Short exercise ::
Copy every line in the records below that contains the word "subscript".

Start of Exercise materials

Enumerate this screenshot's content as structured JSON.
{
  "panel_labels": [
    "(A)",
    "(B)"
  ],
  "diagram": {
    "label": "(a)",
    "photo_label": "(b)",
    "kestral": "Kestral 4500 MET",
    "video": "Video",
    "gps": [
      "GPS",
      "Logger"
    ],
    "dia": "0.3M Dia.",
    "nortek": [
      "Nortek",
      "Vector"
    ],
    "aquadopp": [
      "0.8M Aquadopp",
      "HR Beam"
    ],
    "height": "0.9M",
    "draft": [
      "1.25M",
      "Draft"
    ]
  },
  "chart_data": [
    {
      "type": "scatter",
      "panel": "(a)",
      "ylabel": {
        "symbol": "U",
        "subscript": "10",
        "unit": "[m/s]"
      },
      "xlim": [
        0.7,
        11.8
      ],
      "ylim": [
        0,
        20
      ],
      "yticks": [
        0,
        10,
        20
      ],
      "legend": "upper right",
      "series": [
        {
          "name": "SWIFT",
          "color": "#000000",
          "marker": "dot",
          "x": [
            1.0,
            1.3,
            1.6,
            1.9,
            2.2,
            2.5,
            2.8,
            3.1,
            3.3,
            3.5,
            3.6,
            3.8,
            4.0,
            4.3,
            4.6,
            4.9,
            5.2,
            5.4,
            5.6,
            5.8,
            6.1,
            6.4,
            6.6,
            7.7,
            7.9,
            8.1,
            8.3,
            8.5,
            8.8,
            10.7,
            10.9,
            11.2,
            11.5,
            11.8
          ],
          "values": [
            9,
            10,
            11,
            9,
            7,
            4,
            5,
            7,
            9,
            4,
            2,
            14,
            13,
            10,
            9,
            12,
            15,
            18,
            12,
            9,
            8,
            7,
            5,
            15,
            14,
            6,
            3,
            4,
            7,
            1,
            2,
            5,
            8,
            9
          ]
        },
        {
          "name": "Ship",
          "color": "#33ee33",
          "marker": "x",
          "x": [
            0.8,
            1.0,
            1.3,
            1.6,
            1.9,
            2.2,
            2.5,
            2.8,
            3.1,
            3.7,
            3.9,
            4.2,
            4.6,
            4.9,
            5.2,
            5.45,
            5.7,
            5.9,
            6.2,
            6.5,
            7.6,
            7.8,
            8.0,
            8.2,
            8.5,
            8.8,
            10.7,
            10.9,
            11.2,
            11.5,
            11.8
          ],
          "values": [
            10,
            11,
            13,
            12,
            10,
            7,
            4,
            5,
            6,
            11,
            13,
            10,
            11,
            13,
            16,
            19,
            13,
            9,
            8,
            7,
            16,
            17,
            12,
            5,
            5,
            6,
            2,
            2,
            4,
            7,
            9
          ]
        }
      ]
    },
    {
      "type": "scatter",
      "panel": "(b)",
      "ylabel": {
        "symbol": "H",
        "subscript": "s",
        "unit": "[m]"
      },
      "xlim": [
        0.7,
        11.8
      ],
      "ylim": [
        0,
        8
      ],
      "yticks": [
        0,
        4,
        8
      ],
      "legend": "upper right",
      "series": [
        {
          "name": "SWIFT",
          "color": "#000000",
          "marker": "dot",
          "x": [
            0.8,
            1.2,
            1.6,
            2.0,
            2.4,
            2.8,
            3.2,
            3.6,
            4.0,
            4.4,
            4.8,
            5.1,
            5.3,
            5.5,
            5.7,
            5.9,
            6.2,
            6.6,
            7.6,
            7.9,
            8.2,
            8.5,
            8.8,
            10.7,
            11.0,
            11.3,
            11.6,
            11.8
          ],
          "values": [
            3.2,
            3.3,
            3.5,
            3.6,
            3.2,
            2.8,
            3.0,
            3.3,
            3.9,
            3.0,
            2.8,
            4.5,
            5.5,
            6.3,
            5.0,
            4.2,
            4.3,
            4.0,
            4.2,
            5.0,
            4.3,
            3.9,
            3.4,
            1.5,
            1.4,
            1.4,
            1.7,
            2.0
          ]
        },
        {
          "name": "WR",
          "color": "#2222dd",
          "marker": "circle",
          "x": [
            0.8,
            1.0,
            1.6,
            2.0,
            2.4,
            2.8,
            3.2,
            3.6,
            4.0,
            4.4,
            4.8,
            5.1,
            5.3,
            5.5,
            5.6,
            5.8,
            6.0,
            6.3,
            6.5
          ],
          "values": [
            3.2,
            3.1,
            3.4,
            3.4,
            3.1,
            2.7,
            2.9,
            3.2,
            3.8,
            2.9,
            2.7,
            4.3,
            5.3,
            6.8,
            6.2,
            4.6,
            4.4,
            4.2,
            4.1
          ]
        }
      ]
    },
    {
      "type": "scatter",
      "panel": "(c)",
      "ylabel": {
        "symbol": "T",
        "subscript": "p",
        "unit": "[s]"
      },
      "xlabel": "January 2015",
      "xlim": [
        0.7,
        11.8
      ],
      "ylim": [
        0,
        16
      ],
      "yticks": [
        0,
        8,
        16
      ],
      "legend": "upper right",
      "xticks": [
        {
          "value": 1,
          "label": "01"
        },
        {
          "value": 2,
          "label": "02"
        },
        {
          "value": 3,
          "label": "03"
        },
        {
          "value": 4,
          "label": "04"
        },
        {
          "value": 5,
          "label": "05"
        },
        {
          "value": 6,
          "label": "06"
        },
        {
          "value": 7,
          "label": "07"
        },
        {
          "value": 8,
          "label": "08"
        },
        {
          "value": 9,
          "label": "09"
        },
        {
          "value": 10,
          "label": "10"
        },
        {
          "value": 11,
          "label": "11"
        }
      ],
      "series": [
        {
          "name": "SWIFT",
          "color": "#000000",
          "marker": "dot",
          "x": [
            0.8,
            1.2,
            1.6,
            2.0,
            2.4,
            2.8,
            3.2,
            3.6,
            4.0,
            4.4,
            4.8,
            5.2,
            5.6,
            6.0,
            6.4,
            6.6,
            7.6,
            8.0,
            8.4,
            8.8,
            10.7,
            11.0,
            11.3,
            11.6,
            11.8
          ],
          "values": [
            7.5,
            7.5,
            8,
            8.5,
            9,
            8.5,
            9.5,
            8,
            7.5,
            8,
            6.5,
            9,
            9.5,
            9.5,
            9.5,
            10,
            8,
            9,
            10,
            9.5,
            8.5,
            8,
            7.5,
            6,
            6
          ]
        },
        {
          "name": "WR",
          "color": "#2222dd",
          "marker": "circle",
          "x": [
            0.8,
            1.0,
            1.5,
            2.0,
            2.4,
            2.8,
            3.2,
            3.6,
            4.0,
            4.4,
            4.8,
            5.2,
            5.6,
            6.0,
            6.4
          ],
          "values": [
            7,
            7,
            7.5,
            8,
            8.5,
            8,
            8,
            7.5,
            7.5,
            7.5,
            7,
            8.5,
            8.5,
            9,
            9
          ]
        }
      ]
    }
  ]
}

End of Exercise materials

Finished task ::
        "subscript": "10",
        "subscript": "s",
        "subscript": "p",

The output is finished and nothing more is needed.